[TASK GOAL]
Find how many lines in the material hold the word "Details", then state that number and nothing more.

[DATA SHOWN]
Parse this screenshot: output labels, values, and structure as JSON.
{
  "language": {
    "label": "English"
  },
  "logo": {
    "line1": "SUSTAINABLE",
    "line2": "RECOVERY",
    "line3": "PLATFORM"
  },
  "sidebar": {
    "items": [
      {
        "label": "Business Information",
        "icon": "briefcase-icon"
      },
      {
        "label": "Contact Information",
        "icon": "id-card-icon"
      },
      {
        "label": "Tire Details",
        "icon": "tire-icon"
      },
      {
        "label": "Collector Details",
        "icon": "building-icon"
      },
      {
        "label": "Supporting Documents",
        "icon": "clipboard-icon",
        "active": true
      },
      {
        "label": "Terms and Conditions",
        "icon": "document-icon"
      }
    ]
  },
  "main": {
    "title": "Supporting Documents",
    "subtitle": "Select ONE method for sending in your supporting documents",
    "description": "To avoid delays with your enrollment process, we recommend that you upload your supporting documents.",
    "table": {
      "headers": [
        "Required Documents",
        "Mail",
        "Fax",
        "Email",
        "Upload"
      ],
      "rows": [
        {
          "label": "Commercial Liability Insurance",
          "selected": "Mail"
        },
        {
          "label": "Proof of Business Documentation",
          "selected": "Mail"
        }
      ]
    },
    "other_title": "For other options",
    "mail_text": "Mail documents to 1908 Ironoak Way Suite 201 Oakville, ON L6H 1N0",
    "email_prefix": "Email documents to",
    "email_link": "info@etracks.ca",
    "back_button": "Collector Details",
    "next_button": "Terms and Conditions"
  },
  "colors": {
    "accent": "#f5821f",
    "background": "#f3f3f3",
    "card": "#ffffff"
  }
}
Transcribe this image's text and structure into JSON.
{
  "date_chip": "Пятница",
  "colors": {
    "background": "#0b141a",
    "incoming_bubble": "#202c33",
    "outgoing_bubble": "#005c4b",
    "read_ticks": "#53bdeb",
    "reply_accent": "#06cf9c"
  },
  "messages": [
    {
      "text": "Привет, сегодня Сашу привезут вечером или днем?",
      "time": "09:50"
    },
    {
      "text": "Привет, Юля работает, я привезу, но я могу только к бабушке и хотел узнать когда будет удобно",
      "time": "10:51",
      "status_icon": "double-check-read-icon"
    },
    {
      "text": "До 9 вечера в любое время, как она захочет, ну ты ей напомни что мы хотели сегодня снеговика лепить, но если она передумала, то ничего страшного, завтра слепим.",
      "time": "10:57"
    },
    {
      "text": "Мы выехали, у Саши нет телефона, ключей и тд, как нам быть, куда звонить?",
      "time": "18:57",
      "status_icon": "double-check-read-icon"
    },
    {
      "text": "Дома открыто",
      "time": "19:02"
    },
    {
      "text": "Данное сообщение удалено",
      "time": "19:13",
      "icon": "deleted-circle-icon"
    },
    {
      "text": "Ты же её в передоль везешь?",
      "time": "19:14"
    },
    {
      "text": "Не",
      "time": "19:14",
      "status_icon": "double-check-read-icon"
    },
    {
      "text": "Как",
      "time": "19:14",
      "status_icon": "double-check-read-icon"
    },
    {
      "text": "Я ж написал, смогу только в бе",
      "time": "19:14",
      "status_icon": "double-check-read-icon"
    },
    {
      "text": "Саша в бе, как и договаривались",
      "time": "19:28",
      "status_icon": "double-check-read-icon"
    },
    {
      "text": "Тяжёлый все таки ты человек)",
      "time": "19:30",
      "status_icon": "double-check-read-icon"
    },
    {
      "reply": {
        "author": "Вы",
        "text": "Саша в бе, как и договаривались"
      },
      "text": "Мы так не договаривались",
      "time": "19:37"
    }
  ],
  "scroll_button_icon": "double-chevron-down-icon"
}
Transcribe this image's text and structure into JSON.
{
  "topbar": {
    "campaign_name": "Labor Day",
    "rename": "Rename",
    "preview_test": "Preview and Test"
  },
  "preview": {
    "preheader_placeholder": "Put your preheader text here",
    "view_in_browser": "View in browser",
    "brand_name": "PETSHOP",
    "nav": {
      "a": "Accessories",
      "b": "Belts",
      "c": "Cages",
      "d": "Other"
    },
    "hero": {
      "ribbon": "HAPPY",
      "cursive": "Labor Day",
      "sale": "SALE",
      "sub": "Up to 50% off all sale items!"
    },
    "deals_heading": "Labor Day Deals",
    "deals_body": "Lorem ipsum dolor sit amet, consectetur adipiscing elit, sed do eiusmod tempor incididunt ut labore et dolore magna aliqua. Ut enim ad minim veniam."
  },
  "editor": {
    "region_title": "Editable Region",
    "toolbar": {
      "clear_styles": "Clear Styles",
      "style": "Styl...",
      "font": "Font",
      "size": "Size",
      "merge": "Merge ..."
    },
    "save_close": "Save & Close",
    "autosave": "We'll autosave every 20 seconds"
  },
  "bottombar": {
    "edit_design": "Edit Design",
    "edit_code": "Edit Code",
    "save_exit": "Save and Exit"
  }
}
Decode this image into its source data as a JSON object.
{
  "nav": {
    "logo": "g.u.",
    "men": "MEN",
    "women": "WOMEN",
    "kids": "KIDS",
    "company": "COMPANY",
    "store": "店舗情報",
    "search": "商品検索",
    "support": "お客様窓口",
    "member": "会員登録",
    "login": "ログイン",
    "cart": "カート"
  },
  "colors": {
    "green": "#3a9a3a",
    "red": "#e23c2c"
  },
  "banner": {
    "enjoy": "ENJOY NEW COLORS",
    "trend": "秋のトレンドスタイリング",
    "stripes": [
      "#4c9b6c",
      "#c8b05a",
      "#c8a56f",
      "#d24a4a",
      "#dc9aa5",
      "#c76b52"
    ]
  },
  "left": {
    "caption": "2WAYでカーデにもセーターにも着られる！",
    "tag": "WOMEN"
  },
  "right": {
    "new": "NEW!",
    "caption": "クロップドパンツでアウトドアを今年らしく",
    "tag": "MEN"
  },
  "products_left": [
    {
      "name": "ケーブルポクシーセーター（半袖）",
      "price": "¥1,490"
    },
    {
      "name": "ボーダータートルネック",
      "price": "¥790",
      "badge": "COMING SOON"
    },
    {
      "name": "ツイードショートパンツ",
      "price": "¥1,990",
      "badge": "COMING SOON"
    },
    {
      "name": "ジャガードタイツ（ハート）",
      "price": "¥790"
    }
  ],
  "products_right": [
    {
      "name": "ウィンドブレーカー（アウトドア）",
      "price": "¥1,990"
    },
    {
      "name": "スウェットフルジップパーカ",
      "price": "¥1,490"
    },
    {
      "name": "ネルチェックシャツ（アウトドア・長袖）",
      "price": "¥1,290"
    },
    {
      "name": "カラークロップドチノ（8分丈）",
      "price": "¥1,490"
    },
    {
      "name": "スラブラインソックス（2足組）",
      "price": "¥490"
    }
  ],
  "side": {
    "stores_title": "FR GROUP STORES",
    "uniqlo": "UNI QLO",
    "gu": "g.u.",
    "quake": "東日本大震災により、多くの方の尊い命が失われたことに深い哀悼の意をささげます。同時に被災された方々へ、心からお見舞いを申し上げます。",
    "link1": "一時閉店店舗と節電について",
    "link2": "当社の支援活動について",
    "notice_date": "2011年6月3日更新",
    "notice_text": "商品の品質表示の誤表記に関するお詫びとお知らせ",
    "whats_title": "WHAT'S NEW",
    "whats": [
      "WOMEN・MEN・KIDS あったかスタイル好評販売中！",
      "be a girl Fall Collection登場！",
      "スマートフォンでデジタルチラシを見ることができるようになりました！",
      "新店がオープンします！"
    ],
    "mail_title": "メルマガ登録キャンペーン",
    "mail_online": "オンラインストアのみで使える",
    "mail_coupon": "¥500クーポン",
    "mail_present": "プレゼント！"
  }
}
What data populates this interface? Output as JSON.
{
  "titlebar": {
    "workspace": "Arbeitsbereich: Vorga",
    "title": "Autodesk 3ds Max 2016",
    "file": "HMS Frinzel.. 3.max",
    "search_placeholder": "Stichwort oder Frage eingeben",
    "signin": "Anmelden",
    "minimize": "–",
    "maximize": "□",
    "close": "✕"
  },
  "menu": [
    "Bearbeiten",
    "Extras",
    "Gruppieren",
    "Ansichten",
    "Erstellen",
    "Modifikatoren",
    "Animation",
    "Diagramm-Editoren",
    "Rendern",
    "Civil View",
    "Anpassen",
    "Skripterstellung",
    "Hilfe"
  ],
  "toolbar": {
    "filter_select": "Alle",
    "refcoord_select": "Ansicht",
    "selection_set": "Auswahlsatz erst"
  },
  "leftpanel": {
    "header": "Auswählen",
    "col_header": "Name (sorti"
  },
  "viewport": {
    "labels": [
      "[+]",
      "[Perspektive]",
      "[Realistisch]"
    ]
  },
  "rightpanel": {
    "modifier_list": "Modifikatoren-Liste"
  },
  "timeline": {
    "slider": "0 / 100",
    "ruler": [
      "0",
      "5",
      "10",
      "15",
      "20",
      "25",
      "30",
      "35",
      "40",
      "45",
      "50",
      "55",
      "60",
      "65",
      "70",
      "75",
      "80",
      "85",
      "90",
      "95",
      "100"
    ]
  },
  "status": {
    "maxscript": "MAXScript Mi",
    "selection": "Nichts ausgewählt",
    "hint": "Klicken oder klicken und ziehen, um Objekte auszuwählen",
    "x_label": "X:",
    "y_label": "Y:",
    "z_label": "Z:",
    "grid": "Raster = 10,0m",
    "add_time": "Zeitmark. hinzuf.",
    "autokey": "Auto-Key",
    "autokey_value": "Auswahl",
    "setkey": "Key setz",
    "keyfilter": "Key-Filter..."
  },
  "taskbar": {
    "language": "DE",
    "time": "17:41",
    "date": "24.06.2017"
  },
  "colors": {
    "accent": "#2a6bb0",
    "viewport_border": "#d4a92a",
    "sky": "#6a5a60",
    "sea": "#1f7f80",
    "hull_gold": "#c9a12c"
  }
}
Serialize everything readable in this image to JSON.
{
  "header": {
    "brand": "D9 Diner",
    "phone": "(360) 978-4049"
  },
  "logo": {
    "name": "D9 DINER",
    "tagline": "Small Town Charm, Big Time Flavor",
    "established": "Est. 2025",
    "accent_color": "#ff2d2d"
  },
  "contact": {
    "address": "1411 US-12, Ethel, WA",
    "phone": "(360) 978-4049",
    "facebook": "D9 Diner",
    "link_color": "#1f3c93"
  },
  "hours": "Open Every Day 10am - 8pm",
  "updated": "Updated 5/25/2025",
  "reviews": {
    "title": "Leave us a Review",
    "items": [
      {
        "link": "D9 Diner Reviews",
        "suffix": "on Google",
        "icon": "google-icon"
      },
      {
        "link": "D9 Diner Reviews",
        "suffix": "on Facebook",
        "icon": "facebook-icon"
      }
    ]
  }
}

[COMPLETED EXERCISE]
3